> _Exercise instructions_:
Copy out the listing below line for line, with no changes.

> _Data_:
#####

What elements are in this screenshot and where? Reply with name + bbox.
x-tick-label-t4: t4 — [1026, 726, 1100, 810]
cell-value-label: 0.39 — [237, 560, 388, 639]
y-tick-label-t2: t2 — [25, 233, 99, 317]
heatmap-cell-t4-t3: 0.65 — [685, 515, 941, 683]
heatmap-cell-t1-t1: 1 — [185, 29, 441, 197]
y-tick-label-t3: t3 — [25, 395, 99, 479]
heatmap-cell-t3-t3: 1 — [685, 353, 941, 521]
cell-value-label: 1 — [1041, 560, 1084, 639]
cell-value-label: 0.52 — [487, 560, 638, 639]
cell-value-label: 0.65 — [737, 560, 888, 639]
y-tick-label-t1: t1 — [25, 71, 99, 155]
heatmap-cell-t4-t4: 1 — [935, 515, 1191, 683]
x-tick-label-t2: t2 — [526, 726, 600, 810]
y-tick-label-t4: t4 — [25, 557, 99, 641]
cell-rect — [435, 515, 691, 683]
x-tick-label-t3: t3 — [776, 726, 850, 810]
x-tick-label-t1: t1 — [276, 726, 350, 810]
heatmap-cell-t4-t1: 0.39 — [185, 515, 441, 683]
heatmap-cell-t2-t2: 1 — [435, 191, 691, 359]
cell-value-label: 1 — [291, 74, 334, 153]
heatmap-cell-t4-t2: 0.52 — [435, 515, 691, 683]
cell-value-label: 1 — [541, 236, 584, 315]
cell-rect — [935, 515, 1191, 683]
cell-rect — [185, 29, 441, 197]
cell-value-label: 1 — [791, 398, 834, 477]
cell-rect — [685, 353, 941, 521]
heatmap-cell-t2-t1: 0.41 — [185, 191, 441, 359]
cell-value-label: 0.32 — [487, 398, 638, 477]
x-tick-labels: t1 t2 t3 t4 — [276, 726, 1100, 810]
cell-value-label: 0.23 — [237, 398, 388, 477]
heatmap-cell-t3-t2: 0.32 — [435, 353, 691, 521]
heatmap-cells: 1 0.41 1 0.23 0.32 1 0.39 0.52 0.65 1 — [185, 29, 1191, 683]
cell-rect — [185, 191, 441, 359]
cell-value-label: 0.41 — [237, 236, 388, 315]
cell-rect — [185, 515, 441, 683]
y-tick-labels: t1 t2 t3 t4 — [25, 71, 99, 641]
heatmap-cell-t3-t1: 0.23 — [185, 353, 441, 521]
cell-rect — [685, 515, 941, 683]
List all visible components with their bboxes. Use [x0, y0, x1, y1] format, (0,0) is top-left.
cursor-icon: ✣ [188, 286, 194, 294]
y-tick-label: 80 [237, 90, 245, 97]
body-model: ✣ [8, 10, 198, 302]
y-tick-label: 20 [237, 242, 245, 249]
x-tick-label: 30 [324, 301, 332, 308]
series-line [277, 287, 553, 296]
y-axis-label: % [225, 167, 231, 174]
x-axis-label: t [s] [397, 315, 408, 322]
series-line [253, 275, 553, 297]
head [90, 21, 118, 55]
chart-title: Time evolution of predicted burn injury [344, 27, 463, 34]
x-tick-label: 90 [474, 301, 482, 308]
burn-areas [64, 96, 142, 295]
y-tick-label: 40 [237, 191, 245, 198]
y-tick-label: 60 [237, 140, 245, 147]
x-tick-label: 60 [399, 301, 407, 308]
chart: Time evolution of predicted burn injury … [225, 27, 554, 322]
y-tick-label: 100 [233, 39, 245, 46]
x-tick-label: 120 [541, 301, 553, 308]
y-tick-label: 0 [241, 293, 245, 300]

#####

> _Right answer_:
What elements are in this screenshot and where? Reply with name + bbox.
x-tick-label-t4: t4 — [1026, 726, 1100, 810]
cell-value-label: 0.39 — [237, 560, 388, 639]
y-tick-label-t2: t2 — [25, 233, 99, 317]
heatmap-cell-t4-t3: 0.65 — [685, 515, 941, 683]
heatmap-cell-t1-t1: 1 — [185, 29, 441, 197]
y-tick-label-t3: t3 — [25, 395, 99, 479]
heatmap-cell-t3-t3: 1 — [685, 353, 941, 521]
cell-value-label: 1 — [1041, 560, 1084, 639]
cell-value-label: 0.52 — [487, 560, 638, 639]
cell-value-label: 0.65 — [737, 560, 888, 639]
y-tick-label-t1: t1 — [25, 71, 99, 155]
heatmap-cell-t4-t4: 1 — [935, 515, 1191, 683]
x-tick-label-t2: t2 — [526, 726, 600, 810]
y-tick-label-t4: t4 — [25, 557, 99, 641]
cell-rect — [435, 515, 691, 683]
x-tick-label-t3: t3 — [776, 726, 850, 810]
x-tick-label-t1: t1 — [276, 726, 350, 810]
heatmap-cell-t4-t1: 0.39 — [185, 515, 441, 683]
heatmap-cell-t2-t2: 1 — [435, 191, 691, 359]
cell-value-label: 1 — [291, 74, 334, 153]
heatmap-cell-t4-t2: 0.52 — [435, 515, 691, 683]
cell-value-label: 1 — [541, 236, 584, 315]
cell-rect — [935, 515, 1191, 683]
cell-rect — [185, 29, 441, 197]
cell-value-label: 1 — [791, 398, 834, 477]
cell-rect — [685, 353, 941, 521]
heatmap-cell-t2-t1: 0.41 — [185, 191, 441, 359]
cell-value-label: 0.32 — [487, 398, 638, 477]
x-tick-labels: t1 t2 t3 t4 — [276, 726, 1100, 810]
cell-value-label: 0.23 — [237, 398, 388, 477]
heatmap-cell-t3-t2: 0.32 — [435, 353, 691, 521]
heatmap-cells: 1 0.41 1 0.23 0.32 1 0.39 0.52 0.65 1 — [185, 29, 1191, 683]
cell-rect — [185, 191, 441, 359]
cell-value-label: 0.41 — [237, 236, 388, 315]
cell-rect — [185, 515, 441, 683]
y-tick-labels: t1 t2 t3 t4 — [25, 71, 99, 641]
heatmap-cell-t3-t1: 0.23 — [185, 353, 441, 521]
cell-rect — [685, 515, 941, 683]
List all visible components with their bboxes. Use [x0, y0, x1, y1] format, (0,0) is top-left.
cursor-icon: ✣ [188, 286, 194, 294]
y-tick-label: 80 [237, 90, 245, 97]
body-model: ✣ [8, 10, 198, 302]
y-tick-label: 20 [237, 242, 245, 249]
x-tick-label: 30 [324, 301, 332, 308]
series-line [277, 287, 553, 296]
y-axis-label: % [225, 167, 231, 174]
x-axis-label: t [s] [397, 315, 408, 322]
series-line [253, 275, 553, 297]
head [90, 21, 118, 55]
chart-title: Time evolution of predicted burn injury [344, 27, 463, 34]
x-tick-label: 90 [474, 301, 482, 308]
burn-areas [64, 96, 142, 295]
y-tick-label: 40 [237, 191, 245, 198]
y-tick-label: 60 [237, 140, 245, 147]
x-tick-label: 60 [399, 301, 407, 308]
chart: Time evolution of predicted burn injury … [225, 27, 554, 322]
y-tick-label: 100 [233, 39, 245, 46]
x-tick-label: 120 [541, 301, 553, 308]
y-tick-label: 0 [241, 293, 245, 300]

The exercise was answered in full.